# START OF Provided records

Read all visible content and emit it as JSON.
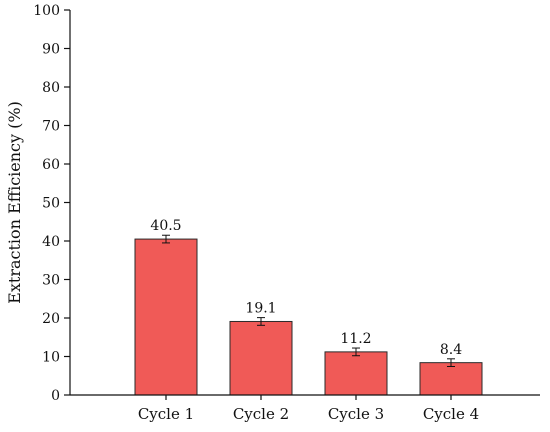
{
  "chart_data": {
    "type": "bar",
    "title": "",
    "xlabel": "",
    "ylabel": "Extraction Efficiency (%)",
    "ylim": [
      0,
      100
    ],
    "yticks": [
      0,
      10,
      20,
      30,
      40,
      50,
      60,
      70,
      80,
      90,
      100
    ],
    "categories": [
      "Cycle 1",
      "Cycle 2",
      "Cycle 3",
      "Cycle 4"
    ],
    "values": [
      40.5,
      19.1,
      11.2,
      8.4
    ],
    "value_labels": [
      "40.5",
      "19.1",
      "11.2",
      "8.4"
    ],
    "error": [
      1.0,
      1.0,
      1.0,
      1.0
    ],
    "bar_color": "#f05a57",
    "bar_edge_color": "#2a2a2a",
    "grid": false,
    "legend": "none"
  }
}
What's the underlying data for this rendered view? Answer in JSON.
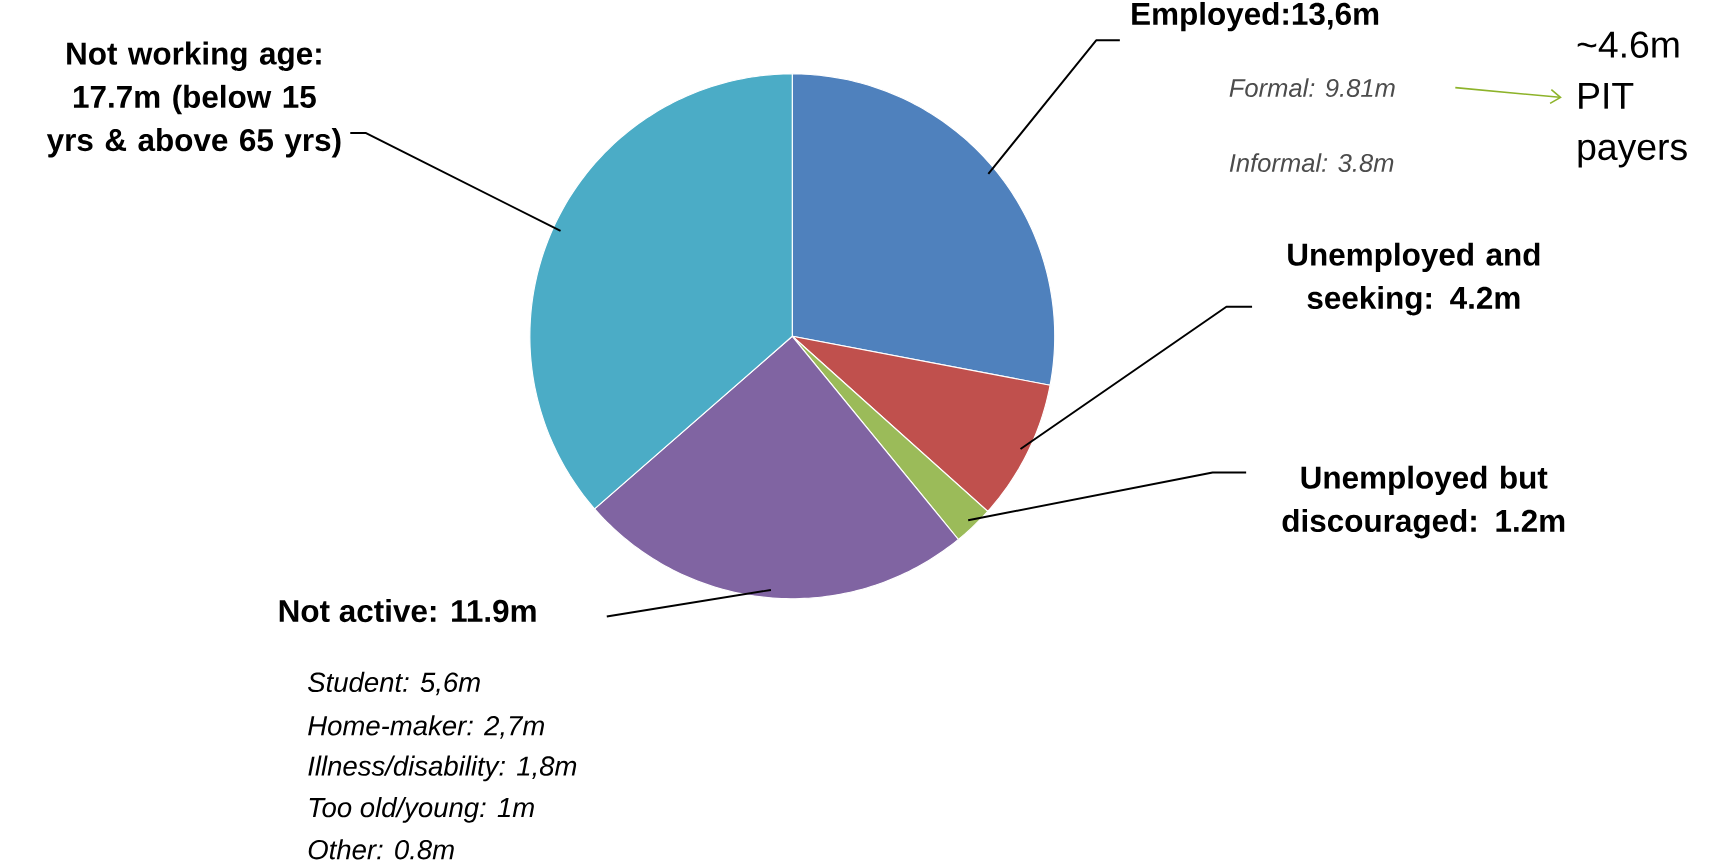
{
  "chart_data": {
    "type": "pie",
    "categories": [
      "Employed:13,6m",
      "Unemployed and seeking: 4.2m",
      "Unemployed but discouraged: 1.2m",
      "Not active: 11.9m",
      "Not working age: 17.7m (below 15 yrs & above 65 yrs)"
    ],
    "values": [
      13.6,
      4.2,
      1.2,
      11.9,
      17.7
    ],
    "colors": [
      "#4f81bd",
      "#c0504d",
      "#9bbb59",
      "#8064a2",
      "#4bacc6"
    ],
    "annotations": [
      "Formal: 9.81m",
      "Informal: 3.8m",
      "~4.6m PIT payers",
      "Student: 5,6m",
      "Home-maker: 2,7m",
      "Illness/disability: 1,8m",
      "Too old/young: 1m",
      "Other: 0.8m"
    ]
  }
}
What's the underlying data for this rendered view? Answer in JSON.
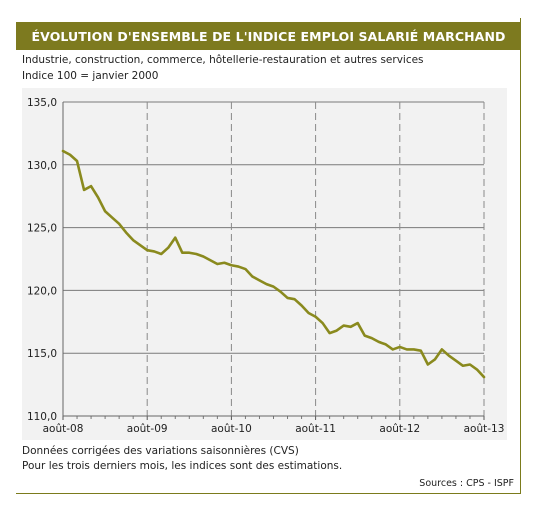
{
  "header": {
    "title": "ÉVOLUTION D'ENSEMBLE DE L'INDICE EMPLOI SALARIÉ MARCHAND",
    "subtitle_line1": "Industrie, construction, commerce, hôtellerie-restauration et autres services",
    "subtitle_line2": "Indice 100 = janvier 2000"
  },
  "footer": {
    "note_line1": "Données corrigées des variations saisonnières (CVS)",
    "note_line2": "Pour les trois derniers mois, les indices sont des estimations.",
    "source": "Sources : CPS - ISPF"
  },
  "colors": {
    "banner": "#7d7a1f",
    "series": "#8a8a1e",
    "plot_background": "#f2f2f2",
    "grid": "#8a8a8a"
  },
  "chart_data": {
    "type": "line",
    "title": "ÉVOLUTION D'ENSEMBLE DE L'INDICE EMPLOI SALARIÉ MARCHAND",
    "xlabel": "",
    "ylabel": "",
    "ylim": [
      110,
      135
    ],
    "yticks": [
      "110,0",
      "115,0",
      "120,0",
      "125,0",
      "130,0",
      "135,0"
    ],
    "ytick_values": [
      110,
      115,
      120,
      125,
      130,
      135
    ],
    "xticks": [
      "août-08",
      "août-09",
      "août-10",
      "août-11",
      "août-12",
      "août-13"
    ],
    "xtick_months": [
      0,
      12,
      24,
      36,
      48,
      60
    ],
    "x_range_months": [
      0,
      60
    ],
    "grid": {
      "horizontal": "solid",
      "vertical": "dashed"
    },
    "legend": "none",
    "series": [
      {
        "values": [
          131.1,
          130.8,
          130.3,
          128.0,
          128.3,
          127.4,
          126.3,
          125.8,
          125.3,
          124.6,
          124.0,
          123.6,
          123.2,
          123.1,
          122.9,
          123.4,
          124.2,
          123.0,
          123.0,
          122.9,
          122.7,
          122.4,
          122.1,
          122.2,
          122.0,
          121.9,
          121.7,
          121.1,
          120.8,
          120.5,
          120.3,
          119.9,
          119.4,
          119.3,
          118.8,
          118.2,
          117.9,
          117.4,
          116.6,
          116.8,
          117.2,
          117.1,
          117.4,
          116.4,
          116.2,
          115.9,
          115.7,
          115.3,
          115.5,
          115.3,
          115.3,
          115.2,
          114.1,
          114.5,
          115.3,
          114.8,
          114.4,
          114.0,
          114.1,
          113.7,
          113.1
        ]
      }
    ]
  }
}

# END OF Provided records

▶ _Exercise directions_: Where a line holds the string "Unemployed", copy that line.

▶ _Response to this exercise_:
      "Unemployed and seeking: 4.2m",
      "Unemployed but discouraged: 1.2m",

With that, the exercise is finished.